Exercise instructions
Find the string "practical" in the data, then copy every line where it is found.

(Dataset entries)
◆ ◆ ◆

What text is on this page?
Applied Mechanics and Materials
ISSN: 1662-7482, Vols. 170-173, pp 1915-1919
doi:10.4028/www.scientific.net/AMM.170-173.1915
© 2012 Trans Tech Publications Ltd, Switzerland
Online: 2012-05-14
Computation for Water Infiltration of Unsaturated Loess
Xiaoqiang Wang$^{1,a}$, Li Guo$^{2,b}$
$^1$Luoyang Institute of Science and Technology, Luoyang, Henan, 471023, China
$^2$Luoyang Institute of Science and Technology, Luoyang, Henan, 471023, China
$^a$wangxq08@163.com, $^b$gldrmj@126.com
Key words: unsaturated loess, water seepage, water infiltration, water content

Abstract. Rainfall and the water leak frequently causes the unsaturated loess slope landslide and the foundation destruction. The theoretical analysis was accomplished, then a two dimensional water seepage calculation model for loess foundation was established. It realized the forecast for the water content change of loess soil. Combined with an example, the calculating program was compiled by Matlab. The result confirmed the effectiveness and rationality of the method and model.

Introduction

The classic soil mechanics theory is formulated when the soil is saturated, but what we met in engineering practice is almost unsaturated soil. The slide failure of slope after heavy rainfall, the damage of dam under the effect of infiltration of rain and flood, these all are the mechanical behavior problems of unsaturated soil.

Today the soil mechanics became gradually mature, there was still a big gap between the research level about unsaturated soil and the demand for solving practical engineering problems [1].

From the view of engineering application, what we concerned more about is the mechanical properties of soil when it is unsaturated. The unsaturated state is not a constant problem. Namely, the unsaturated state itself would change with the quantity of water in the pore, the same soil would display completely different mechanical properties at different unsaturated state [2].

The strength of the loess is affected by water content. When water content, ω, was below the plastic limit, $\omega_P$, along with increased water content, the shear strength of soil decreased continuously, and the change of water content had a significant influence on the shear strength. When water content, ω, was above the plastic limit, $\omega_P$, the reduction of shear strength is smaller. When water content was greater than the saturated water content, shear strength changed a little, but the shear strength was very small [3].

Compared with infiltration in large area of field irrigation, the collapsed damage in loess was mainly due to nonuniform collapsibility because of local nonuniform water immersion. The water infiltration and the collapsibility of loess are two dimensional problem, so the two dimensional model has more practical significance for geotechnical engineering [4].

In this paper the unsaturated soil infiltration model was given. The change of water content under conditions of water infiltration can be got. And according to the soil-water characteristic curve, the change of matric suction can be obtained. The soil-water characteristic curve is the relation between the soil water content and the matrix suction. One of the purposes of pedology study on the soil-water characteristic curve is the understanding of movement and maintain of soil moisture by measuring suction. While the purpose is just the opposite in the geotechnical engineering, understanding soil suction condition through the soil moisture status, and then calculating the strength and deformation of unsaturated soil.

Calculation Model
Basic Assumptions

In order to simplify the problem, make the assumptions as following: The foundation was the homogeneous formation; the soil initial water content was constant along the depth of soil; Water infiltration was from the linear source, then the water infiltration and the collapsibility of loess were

◆ ◆ ◆

Solution to the problem
Today the soil mechanics became gradually mature, there was still a big gap between the research level about unsaturated soil and the demand for solving practical engineering problems [1].
Compared with infiltration in large area of field irrigation, the collapsed damage in loess was mainly due to nonuniform collapsibility because of local nonuniform water immersion. The water infiltration and the collapsibility of loess are two dimensional problem, so the two dimensional model has more practical significance for geotechnical engineering [4].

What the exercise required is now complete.